Data excerpts
======

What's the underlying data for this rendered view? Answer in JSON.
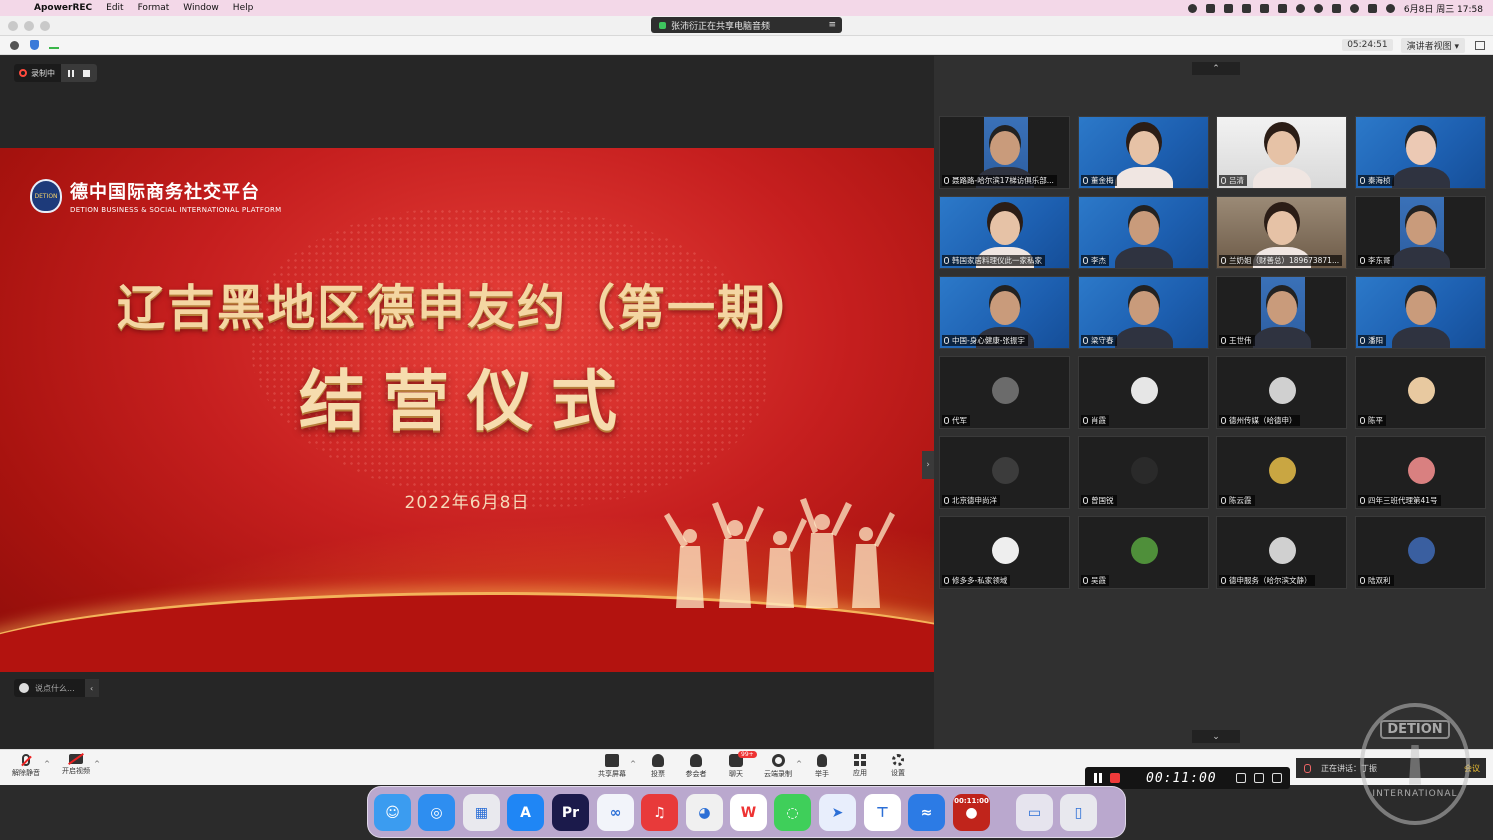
{
  "menubar": {
    "app_name": "ApowerREC",
    "items": [
      "Edit",
      "Format",
      "Window",
      "Help"
    ],
    "date_time": "6月8日 周三  17:58"
  },
  "titlebar": {
    "share_banner": "张沛衍正在共享电脑音频",
    "share_menu": "≡"
  },
  "zoombar": {
    "meeting_timer": "05:24:51",
    "view_mode": "演讲者视图 ▾"
  },
  "recording": {
    "label": "录制中"
  },
  "slide": {
    "logo_badge": "DETION",
    "logo_cn": "德中国际商务社交平台",
    "logo_en": "DETION BUSINESS & SOCIAL INTERNATIONAL PLATFORM",
    "title": "辽吉黑地区德申友约（第一期）",
    "subtitle": "结营仪式",
    "date": "2022年6月8日"
  },
  "chat": {
    "placeholder": "说点什么..."
  },
  "gallery": {
    "tiles": [
      {
        "label": "聂路路-哈尔滨17梯访俱乐部...",
        "style": "dark",
        "person": "man"
      },
      {
        "label": "董金梅",
        "style": "video",
        "person": "woman"
      },
      {
        "label": "吕清",
        "style": "light",
        "person": "woman"
      },
      {
        "label": "秦海桢",
        "style": "video",
        "person": "elder"
      },
      {
        "label": "韩国家居料理仪此一家私家",
        "style": "video",
        "person": "woman"
      },
      {
        "label": "李杰",
        "style": "video",
        "person": "man"
      },
      {
        "label": "兰奶姐（财善总）189673871...",
        "style": "room",
        "person": "woman"
      },
      {
        "label": "李东哥",
        "style": "dark",
        "person": "man"
      },
      {
        "label": "中国-身心健康-张振宇",
        "style": "video",
        "person": "man"
      },
      {
        "label": "梁守春",
        "style": "video",
        "person": "man"
      },
      {
        "label": "王世伟",
        "style": "dark",
        "person": "man"
      },
      {
        "label": "潘阳",
        "style": "video",
        "person": "man"
      },
      {
        "label": "代军",
        "style": "avatar",
        "color": "#6b6b6b"
      },
      {
        "label": "肖霞",
        "style": "avatar",
        "color": "#e6e6e6"
      },
      {
        "label": "德州传媒（哈德申）",
        "style": "avatar",
        "color": "#d0d0d0"
      },
      {
        "label": "陈平",
        "style": "avatar",
        "color": "#e8c9a0"
      },
      {
        "label": "北京德申尚洋",
        "style": "avatar",
        "color": "#3c3c3c"
      },
      {
        "label": "曾国锐",
        "style": "avatar",
        "color": "#2a2a2a"
      },
      {
        "label": "陈云霞",
        "style": "avatar",
        "color": "#c9a642"
      },
      {
        "label": "四年三班代理第41号",
        "style": "avatar",
        "color": "#d98080"
      },
      {
        "label": "修多多-私家领域",
        "style": "avatar",
        "color": "#eeeeee"
      },
      {
        "label": "吴霞",
        "style": "avatar",
        "color": "#4f8f3a"
      },
      {
        "label": "德申服务（哈尔滨文静）",
        "style": "avatar",
        "color": "#d0d0d0"
      },
      {
        "label": "陆双利",
        "style": "avatar",
        "color": "#3a5fa0"
      }
    ]
  },
  "controls": {
    "unmute": "解除静音",
    "start_video": "开启视频",
    "share": "共享屏幕",
    "polls": "投票",
    "participants": "参会者",
    "chat": "聊天",
    "chat_badge": "99+",
    "record": "云端录制",
    "reactions": "举手",
    "apps": "应用",
    "settings": "设置",
    "speaking": "正在讲话：丁振",
    "speaking_tail": "会议"
  },
  "recorder": {
    "time": "00:11:00"
  },
  "dock": {
    "apps": [
      {
        "name": "finder-app",
        "color": "#3b9cf0",
        "glyph": "☺"
      },
      {
        "name": "safari-app",
        "color": "#2e8ef0",
        "glyph": "◎"
      },
      {
        "name": "launchpad-app",
        "color": "#e9e9ee",
        "glyph": "▦"
      },
      {
        "name": "app-store-app",
        "color": "#1f86f5",
        "glyph": "A"
      },
      {
        "name": "premiere-app",
        "color": "#1b1a4b",
        "glyph": "Pr"
      },
      {
        "name": "baidu-netdisk-app",
        "color": "#f2f4fa",
        "glyph": "∞"
      },
      {
        "name": "netease-music-app",
        "color": "#e83a3a",
        "glyph": "♫"
      },
      {
        "name": "qq-app",
        "color": "#f0f0f0",
        "glyph": "◕"
      },
      {
        "name": "wps-app",
        "color": "#ffffff",
        "glyph": "W"
      },
      {
        "name": "wechat-app",
        "color": "#3fcf5a",
        "glyph": "◌"
      },
      {
        "name": "feishu-app",
        "color": "#e8eefc",
        "glyph": "➤"
      },
      {
        "name": "tencent-meeting-app",
        "color": "#ffffff",
        "glyph": "⊤"
      },
      {
        "name": "lark-app",
        "color": "#2c7be5",
        "glyph": "≈"
      },
      {
        "name": "apowerrec-app",
        "color": "#c0241b",
        "glyph": "●",
        "small": "00:11:00"
      },
      {
        "name": "downloads-folder",
        "color": "#e6e4ee",
        "glyph": "▭"
      },
      {
        "name": "trash-app",
        "color": "#e8e8ee",
        "glyph": "▯"
      }
    ]
  },
  "stamp": {
    "top": "DETION",
    "bottom": "INTERNATIONAL"
  }
}
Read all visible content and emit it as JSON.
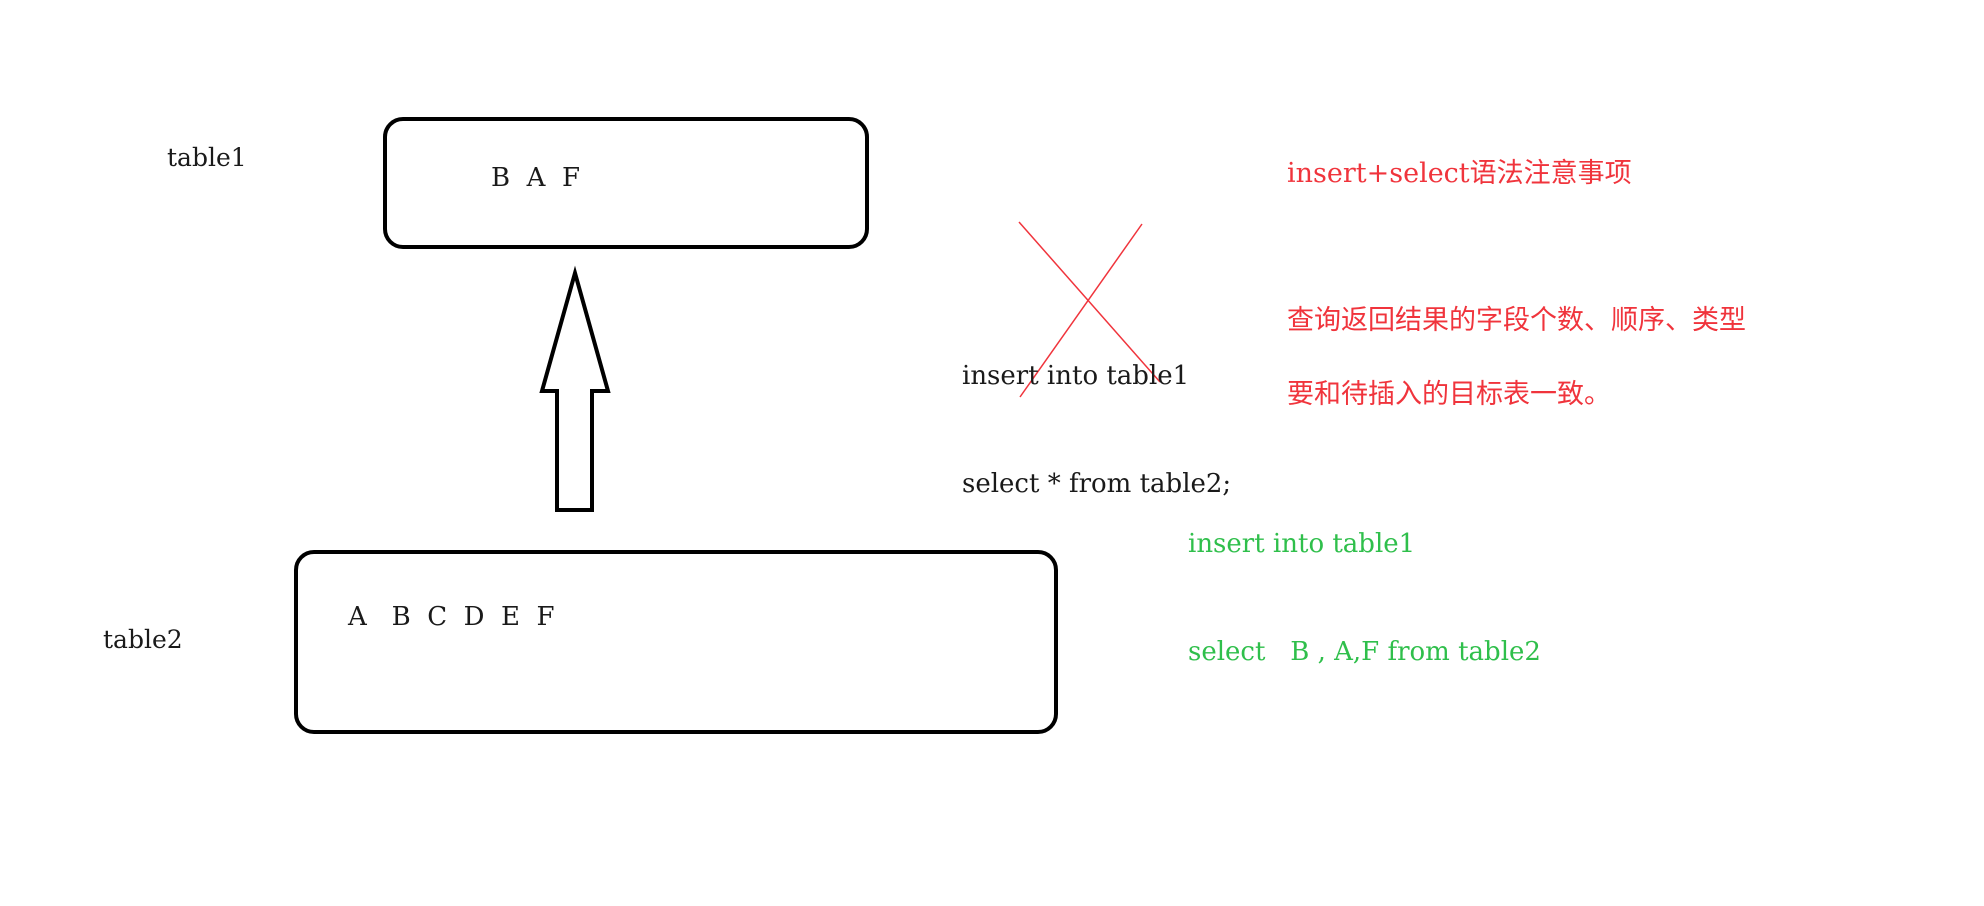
{
  "table1": {
    "label": "table1",
    "columns": "B  A  F"
  },
  "table2": {
    "label": "table2",
    "columns": "A   B  C  D  E  F"
  },
  "wrong_sql": {
    "line1": "insert into table1",
    "line2": "select * from table2;"
  },
  "correct_sql": {
    "line1": "insert into table1",
    "line2": "select   B , A,F from table2"
  },
  "note": {
    "title": "insert+select语法注意事项",
    "line1": "查询返回结果的字段个数、顺序、类型",
    "line2": "要和待插入的目标表一致。"
  },
  "colors": {
    "note": "#f0343c",
    "correct_sql": "#2fbf4b",
    "cross": "#f0343c",
    "outline": "#000000"
  },
  "icons": {
    "arrow": "up-arrow-icon",
    "cross": "cross-out-icon"
  }
}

======

Without the pictures, write out all of the material exactly.

▸ **WRITTEN REPLY**:
What's the underlying data for this rendered view? Answer in JSON.
{
  "menubar": {
    "app_name": "ApowerREC",
    "items": [
      "Edit",
      "Format",
      "Window",
      "Help"
    ],
    "date_time": "6月8日 周三  17:58"
  },
  "titlebar": {
    "share_banner": "张沛衍正在共享电脑音频",
    "share_menu": "≡"
  },
  "zoombar": {
    "meeting_timer": "05:24:51",
    "view_mode": "演讲者视图 ▾"
  },
  "recording": {
    "label": "录制中"
  },
  "slide": {
    "logo_badge": "DETION",
    "logo_cn": "德中国际商务社交平台",
    "logo_en": "DETION BUSINESS & SOCIAL INTERNATIONAL PLATFORM",
    "title": "辽吉黑地区德申友约（第一期）",
    "subtitle": "结营仪式",
    "date": "2022年6月8日"
  },
  "chat": {
    "placeholder": "说点什么..."
  },
  "gallery": {
    "tiles": [
      {
        "label": "聂路路-哈尔滨17梯访俱乐部...",
        "style": "dark",
        "person": "man"
      },
      {
        "label": "董金梅",
        "style": "video",
        "person": "woman"
      },
      {
        "label": "吕清",
        "style": "light",
        "person": "woman"
      },
      {
        "label": "秦海桢",
        "style": "video",
        "person": "elder"
      },
      {
        "label": "韩国家居料理仪此一家私家",
        "style": "video",
        "person": "woman"
      },
      {
        "label": "李杰",
        "style": "video",
        "person": "man"
      },
      {
        "label": "兰奶姐（财善总）189673871...",
        "style": "room",
        "person": "woman"
      },
      {
        "label": "李东哥",
        "style": "dark",
        "person": "man"
      },
      {
        "label": "中国-身心健康-张振宇",
        "style": "video",
        "person": "man"
      },
      {
        "label": "梁守春",
        "style": "video",
        "person": "man"
      },
      {
        "label": "王世伟",
        "style": "dark",
        "person": "man"
      },
      {
        "label": "潘阳",
        "style": "video",
        "person": "man"
      },
      {
        "label": "代军",
        "style": "avatar",
        "color": "#6b6b6b"
      },
      {
        "label": "肖霞",
        "style": "avatar",
        "color": "#e6e6e6"
      },
      {
        "label": "德州传媒（哈德申）",
        "style": "avatar",
        "color": "#d0d0d0"
      },
      {
        "label": "陈平",
        "style": "avatar",
        "color": "#e8c9a0"
      },
      {
        "label": "北京德申尚洋",
        "style": "avatar",
        "color": "#3c3c3c"
      },
      {
        "label": "曾国锐",
        "style": "avatar",
        "color": "#2a2a2a"
      },
      {
        "label": "陈云霞",
        "style": "avatar",
        "color": "#c9a642"
      },
      {
        "label": "四年三班代理第41号",
        "style": "avatar",
        "color": "#d98080"
      },
      {
        "label": "修多多-私家领域",
        "style": "avatar",
        "color": "#eeeeee"
      },
      {
        "label": "吴霞",
        "style": "avatar",
        "color": "#4f8f3a"
      },
      {
        "label": "德申服务（哈尔滨文静）",
        "style": "avatar",
        "color": "#d0d0d0"
      },
      {
        "label": "陆双利",
        "style": "avatar",
        "color": "#3a5fa0"
      }
    ]
  },
  "controls": {
    "unmute": "解除静音",
    "start_video": "开启视频",
    "share": "共享屏幕",
    "polls": "投票",
    "participants": "参会者",
    "chat": "聊天",
    "chat_badge": "99+",
    "record": "云端录制",
    "reactions": "举手",
    "apps": "应用",
    "settings": "设置",
    "speaking": "正在讲话：丁振",
    "speaking_tail": "会议"
  },
  "recorder": {
    "time": "00:11:00"
  },
  "dock": {
    "apps": [
      {
        "name": "finder-app",
        "color": "#3b9cf0",
        "glyph": "☺"
      },
      {
        "name": "safari-app",
        "color": "#2e8ef0",
        "glyph": "◎"
      },
      {
        "name": "launchpad-app",
        "color": "#e9e9ee",
        "glyph": "▦"
      },
      {
        "name": "app-store-app",
        "color": "#1f86f5",
        "glyph": "A"
      },
      {
        "name": "premiere-app",
        "color": "#1b1a4b",
        "glyph": "Pr"
      },
      {
        "name": "baidu-netdisk-app",
        "color": "#f2f4fa",
        "glyph": "∞"
      },
      {
        "name": "netease-music-app",
        "color": "#e83a3a",
        "glyph": "♫"
      },
      {
        "name": "qq-app",
        "color": "#f0f0f0",
        "glyph": "◕"
      },
      {
        "name": "wps-app",
        "color": "#ffffff",
        "glyph": "W"
      },
      {
        "name": "wechat-app",
        "color": "#3fcf5a",
        "glyph": "◌"
      },
      {
        "name": "feishu-app",
        "color": "#e8eefc",
        "glyph": "➤"
      },
      {
        "name": "tencent-meeting-app",
        "color": "#ffffff",
        "glyph": "⊤"
      },
      {
        "name": "lark-app",
        "color": "#2c7be5",
        "glyph": "≈"
      },
      {
        "name": "apowerrec-app",
        "color": "#c0241b",
        "glyph": "●",
        "small": "00:11:00"
      },
      {
        "name": "downloads-folder",
        "color": "#e6e4ee",
        "glyph": "▭"
      },
      {
        "name": "trash-app",
        "color": "#e8e8ee",
        "glyph": "▯"
      }
    ]
  },
  "stamp": {
    "top": "DETION",
    "bottom": "INTERNATIONAL"
  }
}
Read all visible content and emit it as JSON.
{
  "table1": {
    "label": "table1",
    "columns": "B  A  F"
  },
  "table2": {
    "label": "table2",
    "columns": "A   B  C  D  E  F"
  },
  "wrong_sql": {
    "line1": "insert into table1",
    "line2": "select * from table2;"
  },
  "correct_sql": {
    "line1": "insert into table1",
    "line2": "select   B , A,F from table2"
  },
  "note": {
    "title": "insert+select语法注意事项",
    "line1": "查询返回结果的字段个数、顺序、类型",
    "line2": "要和待插入的目标表一致。"
  },
  "colors": {
    "note": "#f0343c",
    "correct_sql": "#2fbf4b",
    "cross": "#f0343c",
    "outline": "#000000"
  },
  "icons": {
    "arrow": "up-arrow-icon",
    "cross": "cross-out-icon"
  }
}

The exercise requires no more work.